A run of records
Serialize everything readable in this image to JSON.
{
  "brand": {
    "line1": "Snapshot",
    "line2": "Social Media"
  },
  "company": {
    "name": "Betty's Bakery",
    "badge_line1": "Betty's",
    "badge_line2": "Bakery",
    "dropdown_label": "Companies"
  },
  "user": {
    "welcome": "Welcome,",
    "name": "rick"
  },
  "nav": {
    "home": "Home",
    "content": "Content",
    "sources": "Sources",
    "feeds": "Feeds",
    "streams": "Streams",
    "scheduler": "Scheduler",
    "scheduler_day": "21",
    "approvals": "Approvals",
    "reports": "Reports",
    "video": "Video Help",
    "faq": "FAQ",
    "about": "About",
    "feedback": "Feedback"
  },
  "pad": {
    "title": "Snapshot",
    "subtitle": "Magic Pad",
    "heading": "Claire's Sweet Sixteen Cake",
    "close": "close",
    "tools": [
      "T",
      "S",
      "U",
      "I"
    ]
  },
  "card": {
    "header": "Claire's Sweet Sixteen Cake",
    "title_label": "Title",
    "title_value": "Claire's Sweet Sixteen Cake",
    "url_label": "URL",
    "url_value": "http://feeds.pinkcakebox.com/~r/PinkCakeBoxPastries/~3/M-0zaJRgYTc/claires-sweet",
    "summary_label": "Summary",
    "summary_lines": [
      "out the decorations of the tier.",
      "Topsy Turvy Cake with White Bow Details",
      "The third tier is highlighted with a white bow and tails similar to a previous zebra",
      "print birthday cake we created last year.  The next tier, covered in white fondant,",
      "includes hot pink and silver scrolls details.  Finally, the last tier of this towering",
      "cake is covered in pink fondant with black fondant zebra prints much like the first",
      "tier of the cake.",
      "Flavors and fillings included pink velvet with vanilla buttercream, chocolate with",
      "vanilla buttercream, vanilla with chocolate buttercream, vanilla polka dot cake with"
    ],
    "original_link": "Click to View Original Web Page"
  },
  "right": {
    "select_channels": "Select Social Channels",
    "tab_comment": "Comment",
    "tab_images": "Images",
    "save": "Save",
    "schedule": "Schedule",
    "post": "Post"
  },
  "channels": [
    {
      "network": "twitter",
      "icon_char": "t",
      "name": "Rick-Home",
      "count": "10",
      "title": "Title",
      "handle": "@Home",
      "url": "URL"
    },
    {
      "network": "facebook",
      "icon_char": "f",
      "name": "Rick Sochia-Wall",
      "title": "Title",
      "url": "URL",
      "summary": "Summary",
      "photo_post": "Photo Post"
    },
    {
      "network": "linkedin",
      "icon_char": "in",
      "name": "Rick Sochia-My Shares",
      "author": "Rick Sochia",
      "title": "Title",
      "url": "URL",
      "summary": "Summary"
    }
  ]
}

**What to produce**
The full set of records should be duplicated exactly.

**Task response**
Serialize everything readable in this image to JSON.
{
  "brand": {
    "line1": "Snapshot",
    "line2": "Social Media"
  },
  "company": {
    "name": "Betty's Bakery",
    "badge_line1": "Betty's",
    "badge_line2": "Bakery",
    "dropdown_label": "Companies"
  },
  "user": {
    "welcome": "Welcome,",
    "name": "rick"
  },
  "nav": {
    "home": "Home",
    "content": "Content",
    "sources": "Sources",
    "feeds": "Feeds",
    "streams": "Streams",
    "scheduler": "Scheduler",
    "scheduler_day": "21",
    "approvals": "Approvals",
    "reports": "Reports",
    "video": "Video Help",
    "faq": "FAQ",
    "about": "About",
    "feedback": "Feedback"
  },
  "pad": {
    "title": "Snapshot",
    "subtitle": "Magic Pad",
    "heading": "Claire's Sweet Sixteen Cake",
    "close": "close",
    "tools": [
      "T",
      "S",
      "U",
      "I"
    ]
  },
  "card": {
    "header": "Claire's Sweet Sixteen Cake",
    "title_label": "Title",
    "title_value": "Claire's Sweet Sixteen Cake",
    "url_label": "URL",
    "url_value": "http://feeds.pinkcakebox.com/~r/PinkCakeBoxPastries/~3/M-0zaJRgYTc/claires-sweet",
    "summary_label": "Summary",
    "summary_lines": [
      "out the decorations of the tier.",
      "Topsy Turvy Cake with White Bow Details",
      "The third tier is highlighted with a white bow and tails similar to a previous zebra",
      "print birthday cake we created last year.  The next tier, covered in white fondant,",
      "includes hot pink and silver scrolls details.  Finally, the last tier of this towering",
      "cake is covered in pink fondant with black fondant zebra prints much like the first",
      "tier of the cake.",
      "Flavors and fillings included pink velvet with vanilla buttercream, chocolate with",
      "vanilla buttercream, vanilla with chocolate buttercream, vanilla polka dot cake with"
    ],
    "original_link": "Click to View Original Web Page"
  },
  "right": {
    "select_channels": "Select Social Channels",
    "tab_comment": "Comment",
    "tab_images": "Images",
    "save": "Save",
    "schedule": "Schedule",
    "post": "Post"
  },
  "channels": [
    {
      "network": "twitter",
      "icon_char": "t",
      "name": "Rick-Home",
      "count": "10",
      "title": "Title",
      "handle": "@Home",
      "url": "URL"
    },
    {
      "network": "facebook",
      "icon_char": "f",
      "name": "Rick Sochia-Wall",
      "title": "Title",
      "url": "URL",
      "summary": "Summary",
      "photo_post": "Photo Post"
    },
    {
      "network": "linkedin",
      "icon_char": "in",
      "name": "Rick Sochia-My Shares",
      "author": "Rick Sochia",
      "title": "Title",
      "url": "URL",
      "summary": "Summary"
    }
  ]
}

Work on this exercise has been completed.